* What you have to do *
Select and reproduce each line of the listing below that bears the string "snares".

* Material *

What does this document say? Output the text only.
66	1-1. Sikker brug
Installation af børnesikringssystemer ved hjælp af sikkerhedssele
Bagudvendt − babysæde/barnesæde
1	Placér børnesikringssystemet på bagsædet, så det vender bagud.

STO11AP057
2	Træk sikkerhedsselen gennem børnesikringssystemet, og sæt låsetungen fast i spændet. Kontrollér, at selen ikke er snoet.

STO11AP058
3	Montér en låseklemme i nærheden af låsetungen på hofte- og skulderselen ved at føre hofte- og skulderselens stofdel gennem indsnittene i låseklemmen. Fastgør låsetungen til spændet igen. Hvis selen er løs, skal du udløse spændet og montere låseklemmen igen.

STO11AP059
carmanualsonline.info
--
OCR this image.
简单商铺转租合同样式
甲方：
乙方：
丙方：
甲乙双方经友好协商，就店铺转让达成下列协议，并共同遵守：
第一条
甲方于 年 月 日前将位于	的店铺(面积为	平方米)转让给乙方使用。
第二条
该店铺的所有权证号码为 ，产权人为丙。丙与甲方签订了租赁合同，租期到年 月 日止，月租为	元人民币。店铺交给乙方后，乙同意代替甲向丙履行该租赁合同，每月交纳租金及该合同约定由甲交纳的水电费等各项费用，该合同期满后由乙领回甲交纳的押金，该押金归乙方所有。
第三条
...
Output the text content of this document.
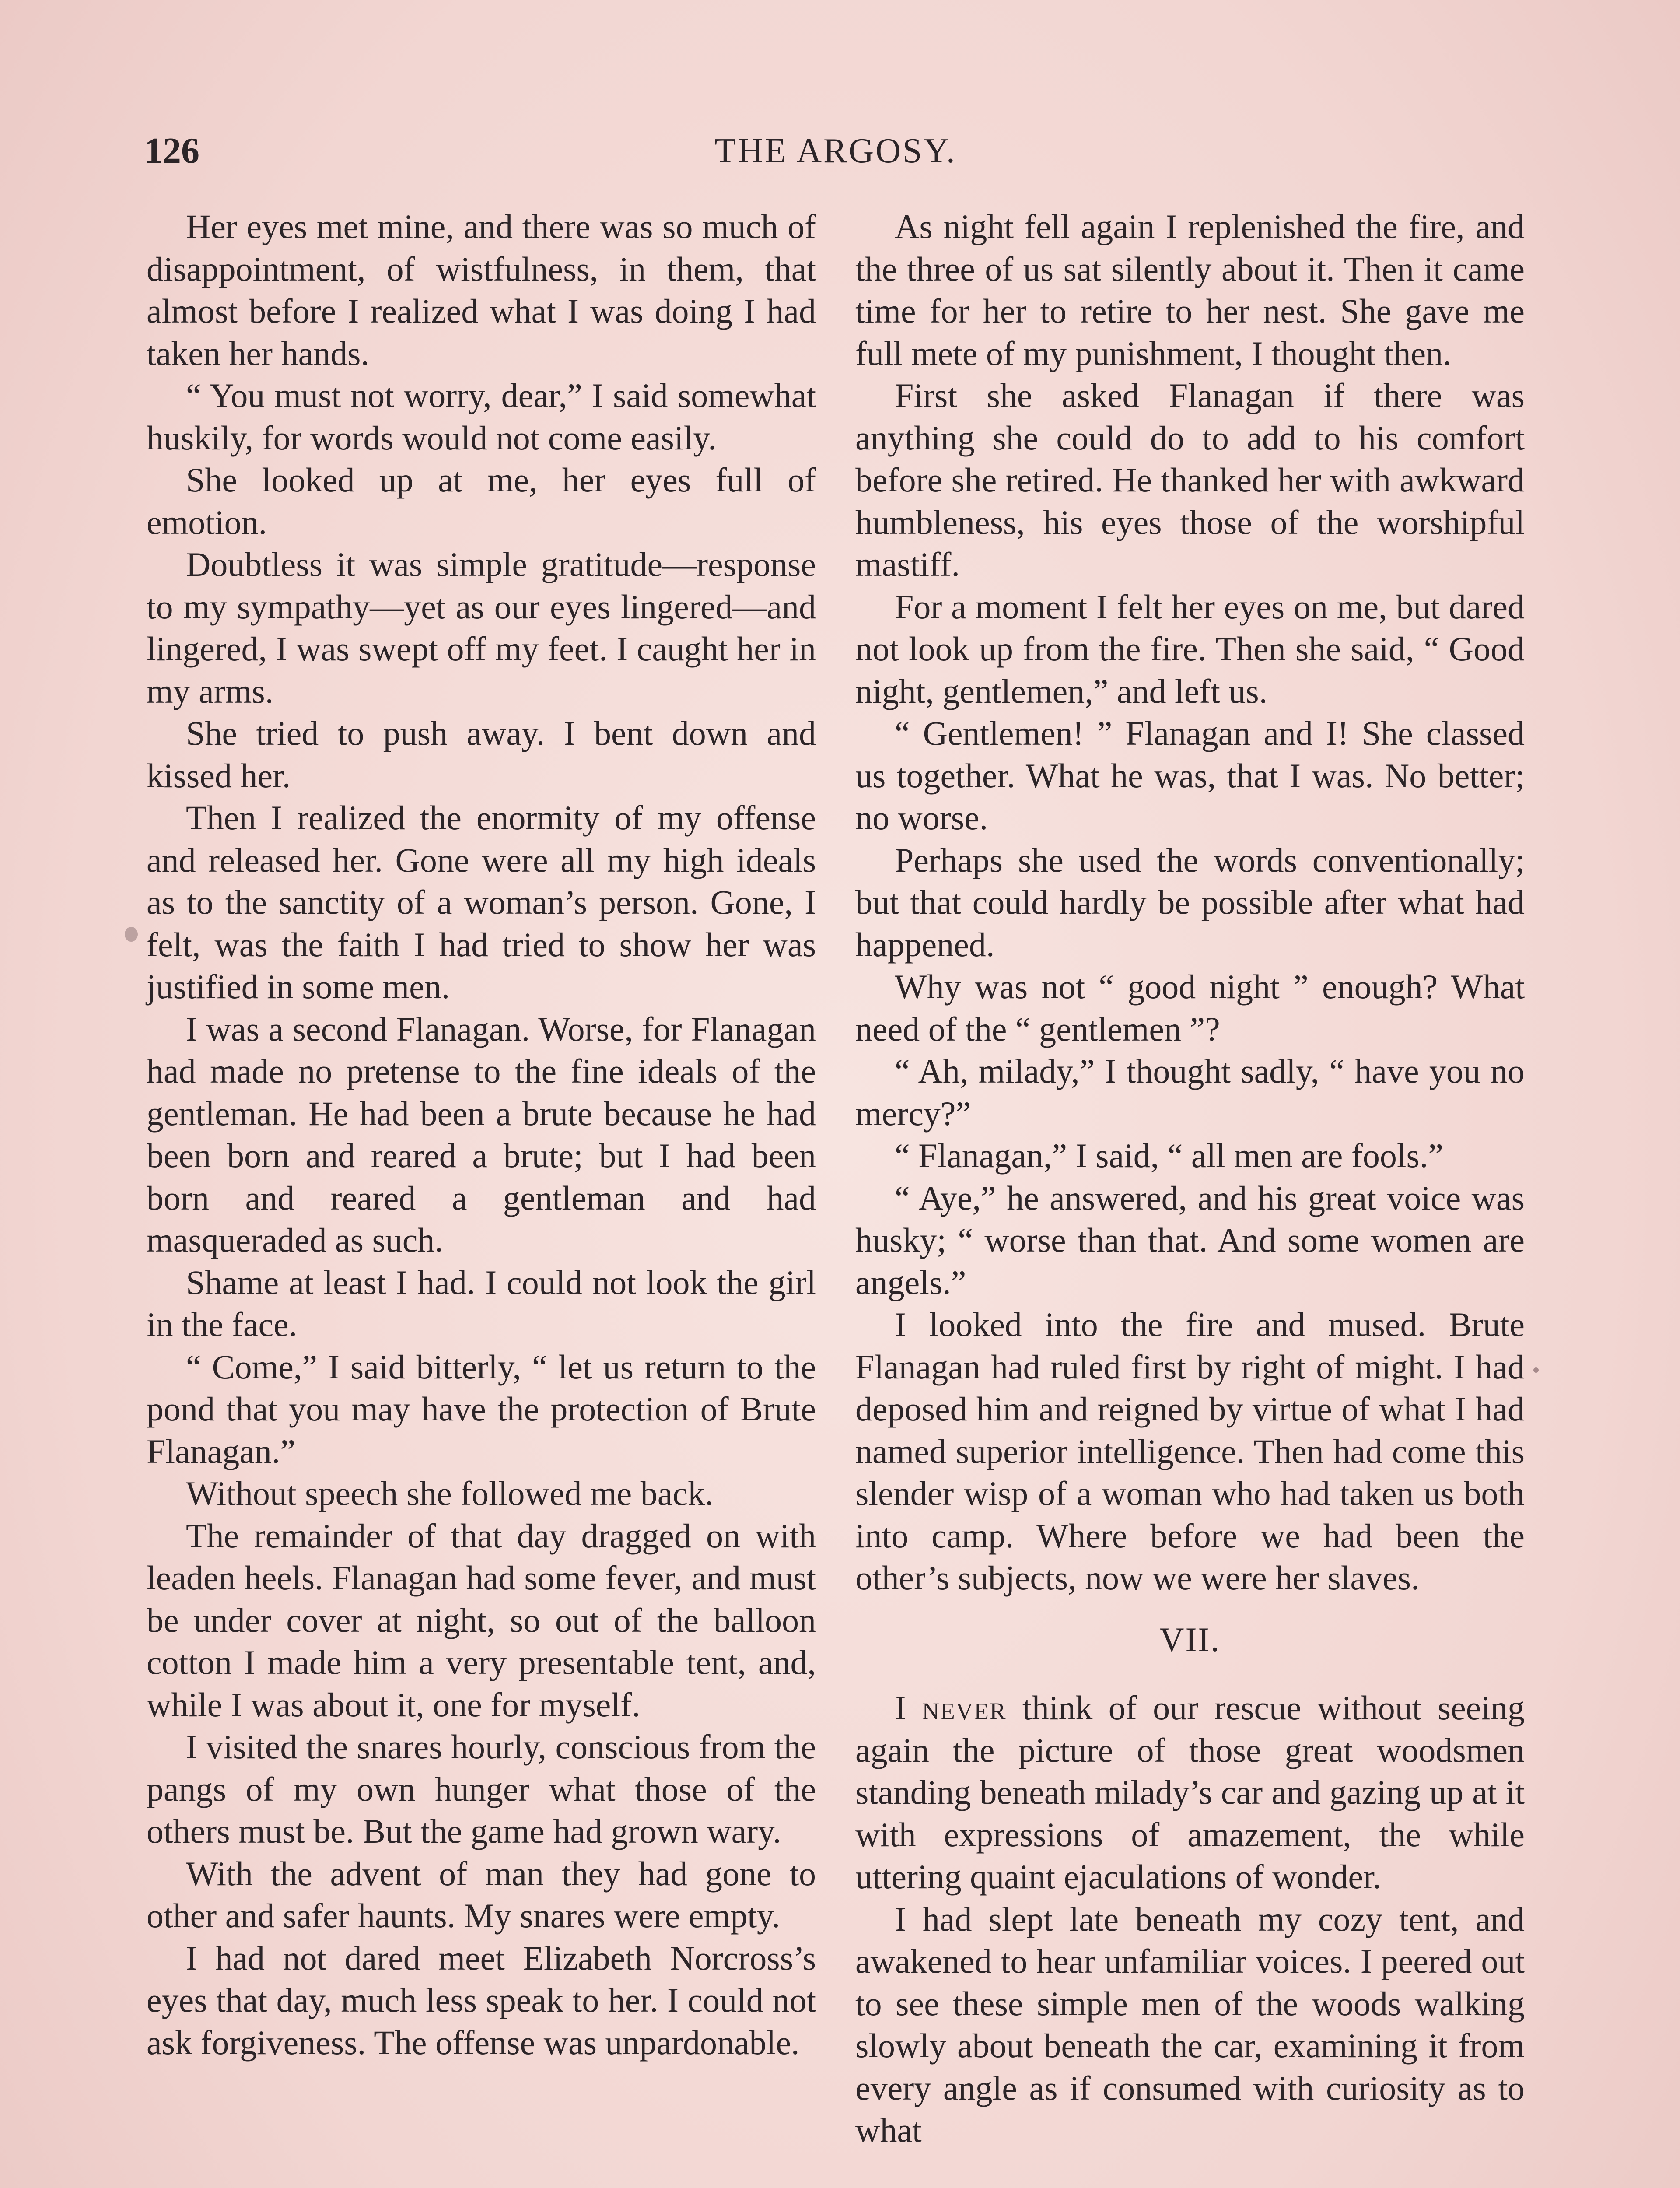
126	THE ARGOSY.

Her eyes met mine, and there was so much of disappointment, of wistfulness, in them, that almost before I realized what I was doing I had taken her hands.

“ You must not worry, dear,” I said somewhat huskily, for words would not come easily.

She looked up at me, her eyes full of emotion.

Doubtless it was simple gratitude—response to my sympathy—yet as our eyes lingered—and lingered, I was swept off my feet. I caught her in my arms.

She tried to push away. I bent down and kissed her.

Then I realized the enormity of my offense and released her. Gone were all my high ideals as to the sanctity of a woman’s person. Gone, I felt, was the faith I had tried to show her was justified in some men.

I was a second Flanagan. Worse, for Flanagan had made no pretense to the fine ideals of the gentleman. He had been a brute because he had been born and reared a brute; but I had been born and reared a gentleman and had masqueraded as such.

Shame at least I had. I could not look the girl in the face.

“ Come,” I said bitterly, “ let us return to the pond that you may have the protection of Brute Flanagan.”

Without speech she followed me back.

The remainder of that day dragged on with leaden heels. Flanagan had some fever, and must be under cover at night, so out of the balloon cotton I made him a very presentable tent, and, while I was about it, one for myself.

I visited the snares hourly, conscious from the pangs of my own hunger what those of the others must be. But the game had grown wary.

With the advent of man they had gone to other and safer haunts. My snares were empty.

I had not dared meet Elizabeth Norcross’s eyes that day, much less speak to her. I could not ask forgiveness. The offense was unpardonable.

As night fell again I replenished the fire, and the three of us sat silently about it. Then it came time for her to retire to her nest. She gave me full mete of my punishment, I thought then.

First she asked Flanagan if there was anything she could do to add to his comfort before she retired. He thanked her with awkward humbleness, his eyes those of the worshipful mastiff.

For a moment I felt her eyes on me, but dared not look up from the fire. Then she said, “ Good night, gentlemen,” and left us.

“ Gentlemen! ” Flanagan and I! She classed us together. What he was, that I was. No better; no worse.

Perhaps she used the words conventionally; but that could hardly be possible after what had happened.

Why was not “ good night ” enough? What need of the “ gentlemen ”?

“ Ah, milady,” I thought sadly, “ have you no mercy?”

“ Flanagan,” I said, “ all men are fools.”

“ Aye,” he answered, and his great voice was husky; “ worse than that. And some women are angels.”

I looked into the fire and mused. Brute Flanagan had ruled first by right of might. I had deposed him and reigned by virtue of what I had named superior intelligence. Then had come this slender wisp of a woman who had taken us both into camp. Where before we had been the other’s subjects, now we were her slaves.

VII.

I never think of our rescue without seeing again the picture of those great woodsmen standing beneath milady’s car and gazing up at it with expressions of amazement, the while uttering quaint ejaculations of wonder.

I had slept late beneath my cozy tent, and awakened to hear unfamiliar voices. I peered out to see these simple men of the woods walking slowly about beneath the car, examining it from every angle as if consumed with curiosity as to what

* Written answer *
I visited the snares hourly, conscious from the pangs of my own hunger what those of the others must be. But the game had grown wary.
With the advent of man they had gone to other and safer haunts. My snares were empty.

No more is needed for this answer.